WORK TO BE COMPLETED> In the listing below, locate the lines bearing the word "badge". Copy every one of them.

DATASET RECORDS>
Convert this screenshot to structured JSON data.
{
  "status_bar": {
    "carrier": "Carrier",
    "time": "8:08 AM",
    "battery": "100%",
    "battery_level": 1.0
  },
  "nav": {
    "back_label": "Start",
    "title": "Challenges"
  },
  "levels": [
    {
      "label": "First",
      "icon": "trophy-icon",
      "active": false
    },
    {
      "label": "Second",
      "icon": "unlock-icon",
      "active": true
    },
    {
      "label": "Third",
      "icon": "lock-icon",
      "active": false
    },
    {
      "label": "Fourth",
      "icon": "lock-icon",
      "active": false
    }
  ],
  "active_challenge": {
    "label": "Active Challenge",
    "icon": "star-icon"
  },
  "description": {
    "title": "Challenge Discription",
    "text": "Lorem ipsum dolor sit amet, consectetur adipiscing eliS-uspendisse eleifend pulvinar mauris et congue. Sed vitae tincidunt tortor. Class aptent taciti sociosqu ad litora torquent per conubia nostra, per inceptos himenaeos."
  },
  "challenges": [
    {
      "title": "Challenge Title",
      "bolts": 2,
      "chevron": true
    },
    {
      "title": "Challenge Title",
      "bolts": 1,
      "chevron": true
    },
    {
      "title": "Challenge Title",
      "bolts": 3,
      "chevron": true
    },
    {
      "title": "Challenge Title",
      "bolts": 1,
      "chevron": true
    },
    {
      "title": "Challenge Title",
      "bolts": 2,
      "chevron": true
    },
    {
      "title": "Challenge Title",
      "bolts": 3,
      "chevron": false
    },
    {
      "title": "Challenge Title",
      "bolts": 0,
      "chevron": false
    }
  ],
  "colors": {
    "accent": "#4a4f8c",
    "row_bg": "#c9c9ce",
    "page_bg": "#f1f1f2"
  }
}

--

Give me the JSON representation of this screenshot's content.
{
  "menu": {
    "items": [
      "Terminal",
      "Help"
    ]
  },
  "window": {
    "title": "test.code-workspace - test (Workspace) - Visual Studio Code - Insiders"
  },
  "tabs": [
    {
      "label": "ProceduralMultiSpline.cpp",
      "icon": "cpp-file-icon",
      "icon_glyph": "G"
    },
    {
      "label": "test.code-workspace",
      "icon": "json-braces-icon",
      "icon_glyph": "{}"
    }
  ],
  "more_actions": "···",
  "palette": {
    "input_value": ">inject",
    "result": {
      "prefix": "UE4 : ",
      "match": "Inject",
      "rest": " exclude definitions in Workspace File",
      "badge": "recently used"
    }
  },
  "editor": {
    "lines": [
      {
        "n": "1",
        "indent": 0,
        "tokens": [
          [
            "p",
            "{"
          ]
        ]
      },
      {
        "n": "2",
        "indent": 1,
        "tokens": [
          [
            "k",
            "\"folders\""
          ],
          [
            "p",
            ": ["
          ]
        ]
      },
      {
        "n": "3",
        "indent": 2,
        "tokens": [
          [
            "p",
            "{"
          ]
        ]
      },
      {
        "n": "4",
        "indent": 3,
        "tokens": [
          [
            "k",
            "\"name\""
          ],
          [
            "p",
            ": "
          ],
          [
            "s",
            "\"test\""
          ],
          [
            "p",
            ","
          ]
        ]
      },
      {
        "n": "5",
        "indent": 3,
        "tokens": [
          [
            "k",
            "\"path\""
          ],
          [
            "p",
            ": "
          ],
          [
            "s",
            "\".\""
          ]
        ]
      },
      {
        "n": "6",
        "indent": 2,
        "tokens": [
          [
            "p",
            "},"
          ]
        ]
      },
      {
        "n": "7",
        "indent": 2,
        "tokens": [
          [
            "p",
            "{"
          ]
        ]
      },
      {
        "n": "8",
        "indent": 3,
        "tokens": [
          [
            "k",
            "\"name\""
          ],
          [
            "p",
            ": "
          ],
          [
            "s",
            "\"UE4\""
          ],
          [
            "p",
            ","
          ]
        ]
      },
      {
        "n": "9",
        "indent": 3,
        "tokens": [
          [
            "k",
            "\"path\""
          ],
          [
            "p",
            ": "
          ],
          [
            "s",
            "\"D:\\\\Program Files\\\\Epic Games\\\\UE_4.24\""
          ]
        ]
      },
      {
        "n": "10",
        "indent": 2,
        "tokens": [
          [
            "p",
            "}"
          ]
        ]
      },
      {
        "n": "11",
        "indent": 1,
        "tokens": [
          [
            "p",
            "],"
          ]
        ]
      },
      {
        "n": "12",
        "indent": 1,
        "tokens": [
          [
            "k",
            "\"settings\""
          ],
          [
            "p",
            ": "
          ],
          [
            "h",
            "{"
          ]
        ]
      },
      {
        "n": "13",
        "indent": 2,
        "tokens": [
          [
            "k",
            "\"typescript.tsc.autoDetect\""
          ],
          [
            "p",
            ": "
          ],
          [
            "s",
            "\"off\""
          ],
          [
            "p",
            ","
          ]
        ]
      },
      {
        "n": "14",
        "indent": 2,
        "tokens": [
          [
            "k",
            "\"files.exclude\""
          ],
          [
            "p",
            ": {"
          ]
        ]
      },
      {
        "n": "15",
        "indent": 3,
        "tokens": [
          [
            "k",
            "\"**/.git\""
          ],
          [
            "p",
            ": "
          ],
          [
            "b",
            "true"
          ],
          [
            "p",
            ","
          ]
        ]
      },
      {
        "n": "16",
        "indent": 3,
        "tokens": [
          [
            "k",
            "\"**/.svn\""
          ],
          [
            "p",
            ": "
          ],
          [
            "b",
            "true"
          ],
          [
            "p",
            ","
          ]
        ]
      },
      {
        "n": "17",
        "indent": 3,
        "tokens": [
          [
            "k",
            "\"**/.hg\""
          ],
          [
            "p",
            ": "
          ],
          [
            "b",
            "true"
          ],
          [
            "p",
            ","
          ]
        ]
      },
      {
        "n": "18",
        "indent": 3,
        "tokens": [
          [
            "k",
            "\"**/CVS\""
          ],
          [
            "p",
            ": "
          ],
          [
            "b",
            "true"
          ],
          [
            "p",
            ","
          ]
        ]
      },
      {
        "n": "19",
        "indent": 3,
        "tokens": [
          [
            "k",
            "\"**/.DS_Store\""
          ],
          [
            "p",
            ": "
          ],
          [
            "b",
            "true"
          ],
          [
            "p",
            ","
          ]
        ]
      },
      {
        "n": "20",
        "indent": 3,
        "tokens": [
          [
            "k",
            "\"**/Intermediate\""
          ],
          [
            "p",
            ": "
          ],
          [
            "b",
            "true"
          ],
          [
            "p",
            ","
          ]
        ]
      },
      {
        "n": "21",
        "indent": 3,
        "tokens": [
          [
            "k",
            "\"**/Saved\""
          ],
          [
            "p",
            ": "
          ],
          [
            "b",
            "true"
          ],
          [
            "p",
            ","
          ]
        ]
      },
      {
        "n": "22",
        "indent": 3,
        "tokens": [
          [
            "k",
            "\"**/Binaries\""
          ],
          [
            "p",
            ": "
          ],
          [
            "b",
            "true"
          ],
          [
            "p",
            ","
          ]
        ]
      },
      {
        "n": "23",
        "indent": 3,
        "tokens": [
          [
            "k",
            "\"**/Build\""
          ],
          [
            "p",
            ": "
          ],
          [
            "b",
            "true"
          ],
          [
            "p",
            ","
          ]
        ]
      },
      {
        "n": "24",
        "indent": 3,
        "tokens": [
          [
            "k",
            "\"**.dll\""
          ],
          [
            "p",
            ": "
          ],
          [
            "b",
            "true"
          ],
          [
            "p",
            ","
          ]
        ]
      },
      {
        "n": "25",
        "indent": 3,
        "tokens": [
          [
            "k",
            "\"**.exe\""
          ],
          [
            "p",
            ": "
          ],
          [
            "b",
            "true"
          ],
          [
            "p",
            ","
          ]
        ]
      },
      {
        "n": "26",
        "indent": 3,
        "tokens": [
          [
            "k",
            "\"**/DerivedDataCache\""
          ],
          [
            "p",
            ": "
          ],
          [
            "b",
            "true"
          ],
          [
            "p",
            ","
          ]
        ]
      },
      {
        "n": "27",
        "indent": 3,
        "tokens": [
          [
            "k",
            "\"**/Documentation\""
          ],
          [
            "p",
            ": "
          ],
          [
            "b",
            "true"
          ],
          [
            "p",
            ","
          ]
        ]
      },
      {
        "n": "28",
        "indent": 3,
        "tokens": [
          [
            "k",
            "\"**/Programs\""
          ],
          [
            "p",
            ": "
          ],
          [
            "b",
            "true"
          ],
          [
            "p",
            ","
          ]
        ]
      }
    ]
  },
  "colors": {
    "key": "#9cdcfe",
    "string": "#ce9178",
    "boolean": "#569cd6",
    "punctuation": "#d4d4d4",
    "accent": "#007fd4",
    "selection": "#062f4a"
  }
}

---

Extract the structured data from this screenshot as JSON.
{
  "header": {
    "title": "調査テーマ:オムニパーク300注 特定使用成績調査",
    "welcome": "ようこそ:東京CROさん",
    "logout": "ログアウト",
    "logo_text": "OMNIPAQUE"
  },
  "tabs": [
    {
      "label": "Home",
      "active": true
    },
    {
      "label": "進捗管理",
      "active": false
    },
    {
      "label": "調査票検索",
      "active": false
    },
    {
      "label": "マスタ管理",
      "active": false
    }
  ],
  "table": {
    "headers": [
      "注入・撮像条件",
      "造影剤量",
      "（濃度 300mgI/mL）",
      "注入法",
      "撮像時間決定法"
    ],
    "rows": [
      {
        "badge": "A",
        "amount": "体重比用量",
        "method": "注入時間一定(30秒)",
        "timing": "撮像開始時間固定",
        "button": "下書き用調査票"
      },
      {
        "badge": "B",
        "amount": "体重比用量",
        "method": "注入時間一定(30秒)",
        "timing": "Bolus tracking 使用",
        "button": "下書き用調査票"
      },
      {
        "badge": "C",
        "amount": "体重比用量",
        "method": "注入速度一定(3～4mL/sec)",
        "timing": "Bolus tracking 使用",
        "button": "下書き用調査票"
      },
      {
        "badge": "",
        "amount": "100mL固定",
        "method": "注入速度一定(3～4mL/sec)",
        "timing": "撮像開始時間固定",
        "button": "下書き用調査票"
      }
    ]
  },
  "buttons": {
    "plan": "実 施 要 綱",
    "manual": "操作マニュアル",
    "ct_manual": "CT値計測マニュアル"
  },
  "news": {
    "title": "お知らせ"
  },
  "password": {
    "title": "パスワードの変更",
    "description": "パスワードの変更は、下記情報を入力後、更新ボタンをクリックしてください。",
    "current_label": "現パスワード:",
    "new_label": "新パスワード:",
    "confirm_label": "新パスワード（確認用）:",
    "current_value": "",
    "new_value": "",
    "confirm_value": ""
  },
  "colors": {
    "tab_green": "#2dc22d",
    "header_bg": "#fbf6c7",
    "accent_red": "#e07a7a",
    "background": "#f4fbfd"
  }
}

THE RESPONSE>
      "badge": "recently used"
        "badge": "A",
        "badge": "B",
        "badge": "C",
        "badge": "",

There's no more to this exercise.